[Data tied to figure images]
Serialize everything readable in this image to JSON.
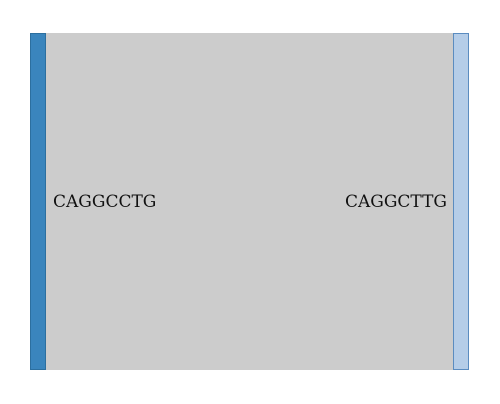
{
  "diagram": {
    "type": "sankey",
    "nodes": [
      {
        "label": "CAGGCCTG",
        "color": "#3a85bd",
        "side": "left"
      },
      {
        "label": "CAGGCTTG",
        "color": "#b5cde8",
        "side": "right"
      }
    ],
    "link": {
      "color": "#cccccc"
    }
  }
}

Given problem: Transcribe each entry precisely as given, leaving the pictures out.

Finished exercise:
Serialize everything readable in this image to JSON.
{
  "diagram": {
    "type": "sankey",
    "nodes": [
      {
        "label": "CAGGCCTG",
        "color": "#3a85bd",
        "side": "left"
      },
      {
        "label": "CAGGCTTG",
        "color": "#b5cde8",
        "side": "right"
      }
    ],
    "link": {
      "color": "#cccccc"
    }
  }
}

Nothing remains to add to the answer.